• STATED EXERCISE: Please work out how many lines in the material contain "Николаевич" and give only that figure.

• DATA FOR THE TASK:
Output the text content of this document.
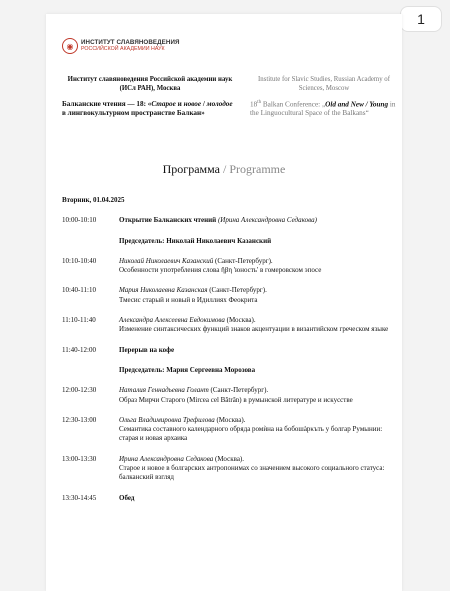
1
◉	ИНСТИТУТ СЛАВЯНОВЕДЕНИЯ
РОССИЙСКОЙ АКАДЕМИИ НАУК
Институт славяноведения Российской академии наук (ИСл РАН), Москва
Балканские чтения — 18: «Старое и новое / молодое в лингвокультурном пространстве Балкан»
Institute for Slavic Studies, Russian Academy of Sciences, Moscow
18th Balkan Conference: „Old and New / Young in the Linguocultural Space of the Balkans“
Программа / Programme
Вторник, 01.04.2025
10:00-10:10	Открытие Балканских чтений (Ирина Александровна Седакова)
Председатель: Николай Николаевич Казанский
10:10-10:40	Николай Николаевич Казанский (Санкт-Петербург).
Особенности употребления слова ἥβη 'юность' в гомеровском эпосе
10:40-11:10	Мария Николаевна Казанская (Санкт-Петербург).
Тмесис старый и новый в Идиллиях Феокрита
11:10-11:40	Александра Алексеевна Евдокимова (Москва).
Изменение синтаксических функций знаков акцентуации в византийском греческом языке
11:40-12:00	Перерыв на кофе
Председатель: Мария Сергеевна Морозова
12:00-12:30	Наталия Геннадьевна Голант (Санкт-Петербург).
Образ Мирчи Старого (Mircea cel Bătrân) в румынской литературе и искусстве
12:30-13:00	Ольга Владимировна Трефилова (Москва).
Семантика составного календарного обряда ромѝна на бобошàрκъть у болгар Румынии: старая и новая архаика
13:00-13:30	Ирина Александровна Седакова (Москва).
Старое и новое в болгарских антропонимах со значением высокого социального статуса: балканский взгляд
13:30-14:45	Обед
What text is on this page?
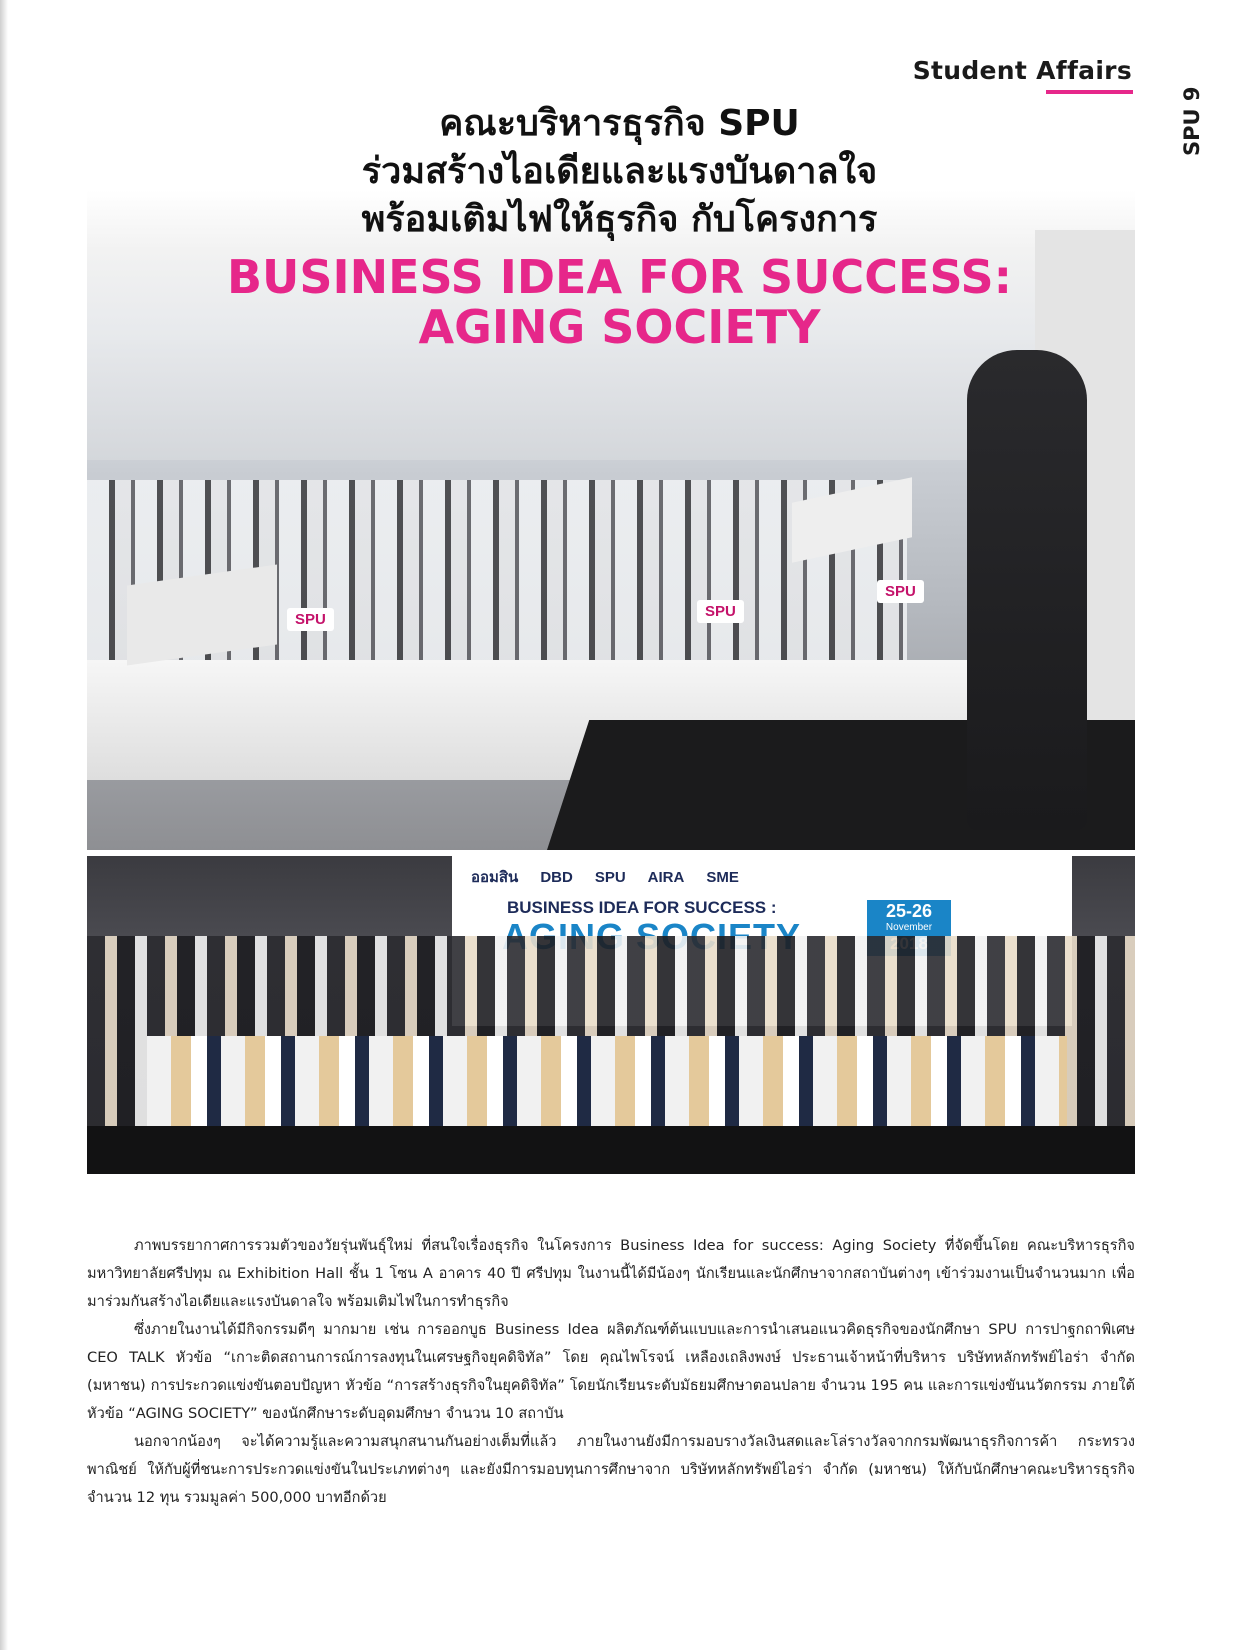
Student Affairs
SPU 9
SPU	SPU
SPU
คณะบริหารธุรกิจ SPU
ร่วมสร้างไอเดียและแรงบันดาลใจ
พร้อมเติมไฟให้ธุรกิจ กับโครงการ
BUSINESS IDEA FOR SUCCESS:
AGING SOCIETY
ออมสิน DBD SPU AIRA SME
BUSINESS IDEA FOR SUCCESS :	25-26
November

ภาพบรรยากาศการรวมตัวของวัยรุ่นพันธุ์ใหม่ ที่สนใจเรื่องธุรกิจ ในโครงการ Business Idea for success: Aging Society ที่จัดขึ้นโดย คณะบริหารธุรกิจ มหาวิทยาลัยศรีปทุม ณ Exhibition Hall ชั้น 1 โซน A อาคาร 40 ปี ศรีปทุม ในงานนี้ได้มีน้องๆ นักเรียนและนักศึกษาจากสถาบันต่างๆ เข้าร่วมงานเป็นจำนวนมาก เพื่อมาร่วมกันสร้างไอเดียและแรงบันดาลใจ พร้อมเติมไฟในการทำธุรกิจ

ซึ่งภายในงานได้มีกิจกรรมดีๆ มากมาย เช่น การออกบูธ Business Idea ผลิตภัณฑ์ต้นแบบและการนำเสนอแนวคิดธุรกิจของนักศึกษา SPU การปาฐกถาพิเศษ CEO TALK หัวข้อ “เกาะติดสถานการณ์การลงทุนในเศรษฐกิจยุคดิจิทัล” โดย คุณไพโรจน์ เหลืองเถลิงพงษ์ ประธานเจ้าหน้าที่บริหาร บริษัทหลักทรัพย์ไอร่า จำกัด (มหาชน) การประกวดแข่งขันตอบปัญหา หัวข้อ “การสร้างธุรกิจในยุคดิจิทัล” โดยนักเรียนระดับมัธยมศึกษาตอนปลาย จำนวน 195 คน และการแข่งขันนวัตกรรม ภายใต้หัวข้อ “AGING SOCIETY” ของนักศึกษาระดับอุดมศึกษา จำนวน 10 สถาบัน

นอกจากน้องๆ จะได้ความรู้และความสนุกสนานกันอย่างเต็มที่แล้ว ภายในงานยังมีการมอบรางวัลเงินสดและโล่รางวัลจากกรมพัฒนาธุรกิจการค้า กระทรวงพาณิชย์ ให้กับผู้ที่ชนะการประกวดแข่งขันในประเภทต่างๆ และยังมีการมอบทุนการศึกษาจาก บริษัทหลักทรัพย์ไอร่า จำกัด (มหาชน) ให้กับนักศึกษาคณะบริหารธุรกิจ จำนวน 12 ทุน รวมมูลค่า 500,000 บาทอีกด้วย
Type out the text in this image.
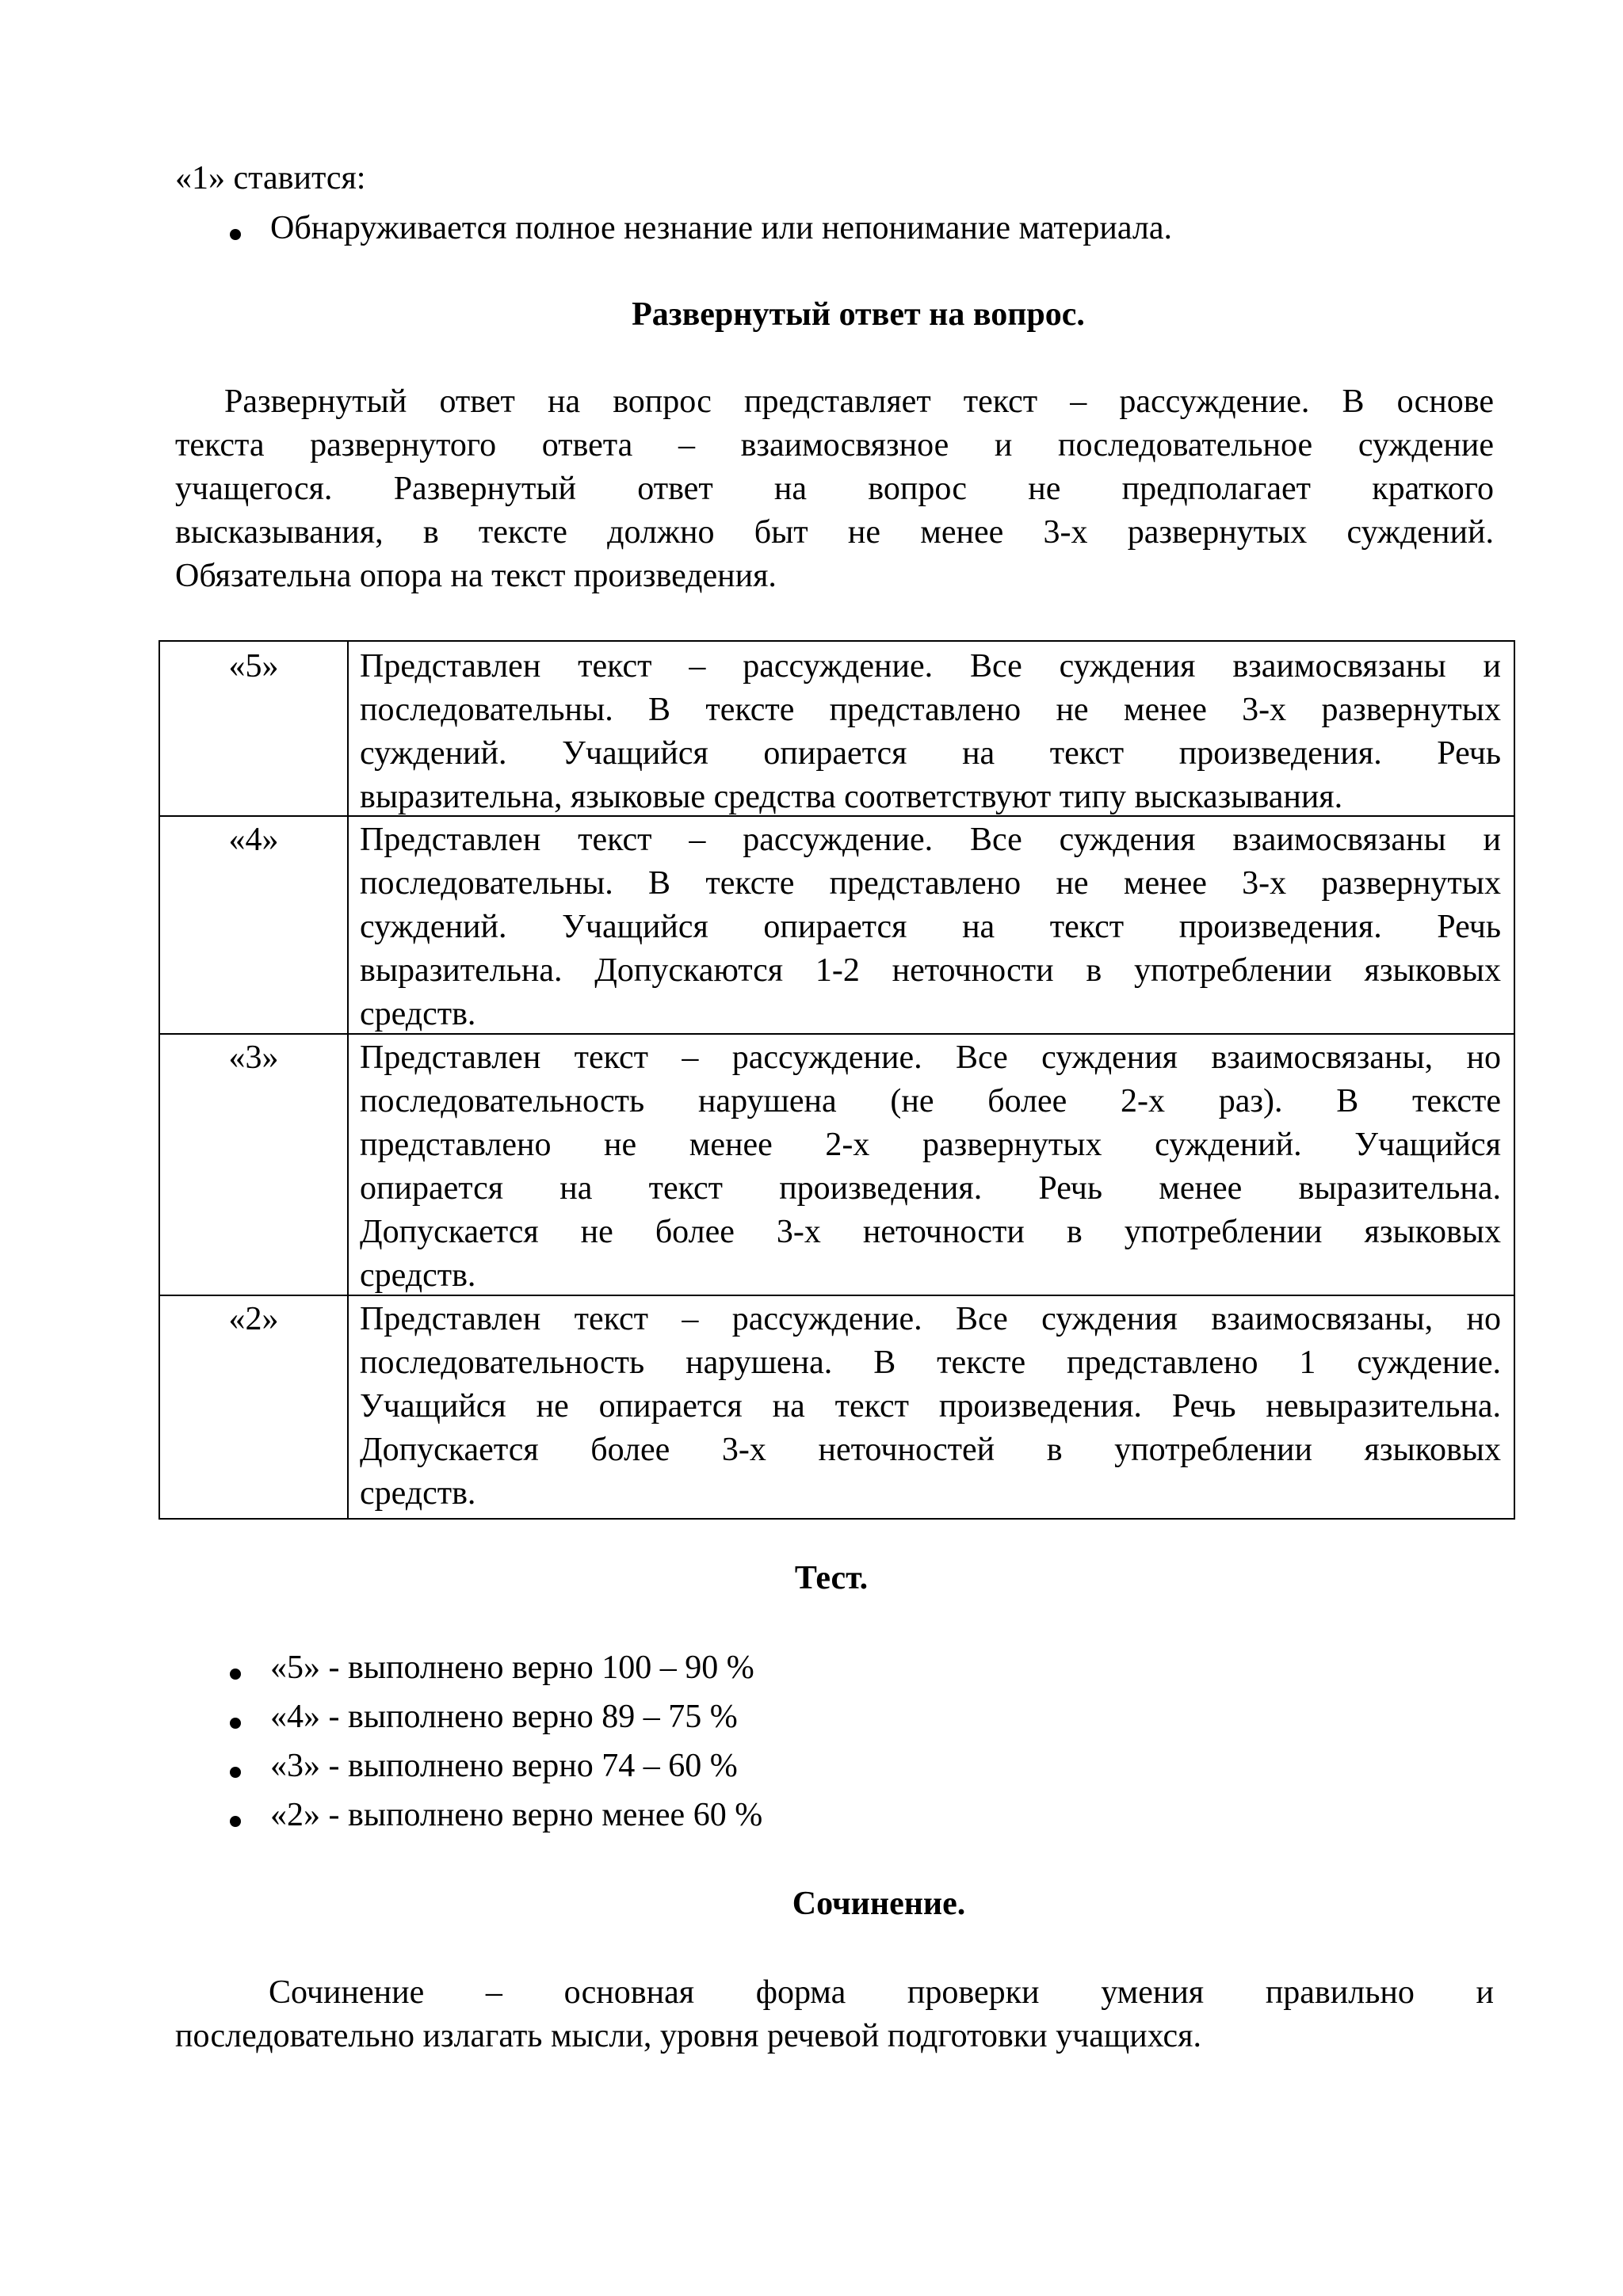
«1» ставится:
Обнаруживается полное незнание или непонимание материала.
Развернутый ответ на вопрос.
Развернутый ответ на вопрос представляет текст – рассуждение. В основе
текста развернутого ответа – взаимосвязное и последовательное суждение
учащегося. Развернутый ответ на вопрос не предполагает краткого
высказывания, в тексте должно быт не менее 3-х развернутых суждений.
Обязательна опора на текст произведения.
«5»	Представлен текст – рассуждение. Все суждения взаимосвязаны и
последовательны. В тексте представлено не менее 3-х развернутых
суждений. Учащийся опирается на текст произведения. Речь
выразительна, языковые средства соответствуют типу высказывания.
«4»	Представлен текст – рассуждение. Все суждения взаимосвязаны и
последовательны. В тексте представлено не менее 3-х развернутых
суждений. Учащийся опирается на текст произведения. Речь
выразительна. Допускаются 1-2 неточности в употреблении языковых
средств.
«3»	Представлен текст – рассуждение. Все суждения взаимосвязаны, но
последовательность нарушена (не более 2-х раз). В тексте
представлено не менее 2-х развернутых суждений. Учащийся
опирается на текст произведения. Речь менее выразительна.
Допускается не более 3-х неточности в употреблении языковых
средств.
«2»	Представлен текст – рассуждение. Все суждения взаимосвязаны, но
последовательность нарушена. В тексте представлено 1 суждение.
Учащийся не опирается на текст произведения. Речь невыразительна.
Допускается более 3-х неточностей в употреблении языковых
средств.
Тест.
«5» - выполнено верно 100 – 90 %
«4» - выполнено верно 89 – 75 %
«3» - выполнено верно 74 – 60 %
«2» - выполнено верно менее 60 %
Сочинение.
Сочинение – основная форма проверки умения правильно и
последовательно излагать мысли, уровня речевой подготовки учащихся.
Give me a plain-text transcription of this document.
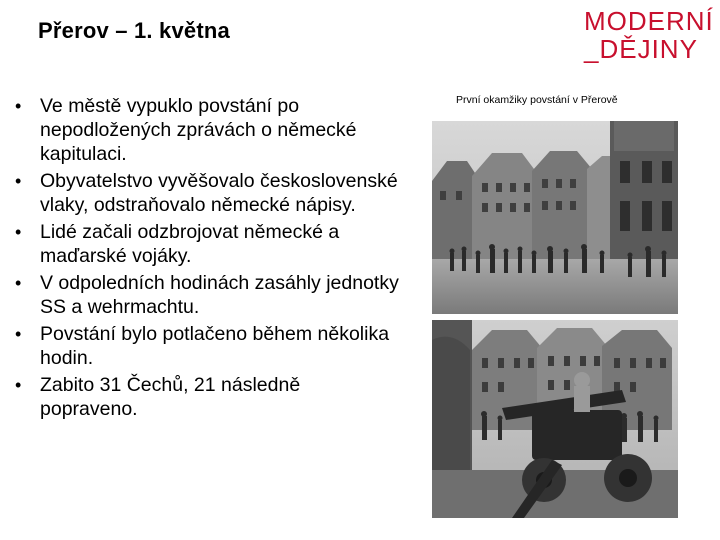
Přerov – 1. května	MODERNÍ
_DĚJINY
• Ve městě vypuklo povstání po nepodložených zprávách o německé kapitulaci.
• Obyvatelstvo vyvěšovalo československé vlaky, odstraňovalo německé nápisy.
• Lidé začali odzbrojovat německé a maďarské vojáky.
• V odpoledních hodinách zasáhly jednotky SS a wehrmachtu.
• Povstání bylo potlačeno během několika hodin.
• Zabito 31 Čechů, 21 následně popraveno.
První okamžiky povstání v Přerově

• SOLUTION TO THIS PROBLEM: 2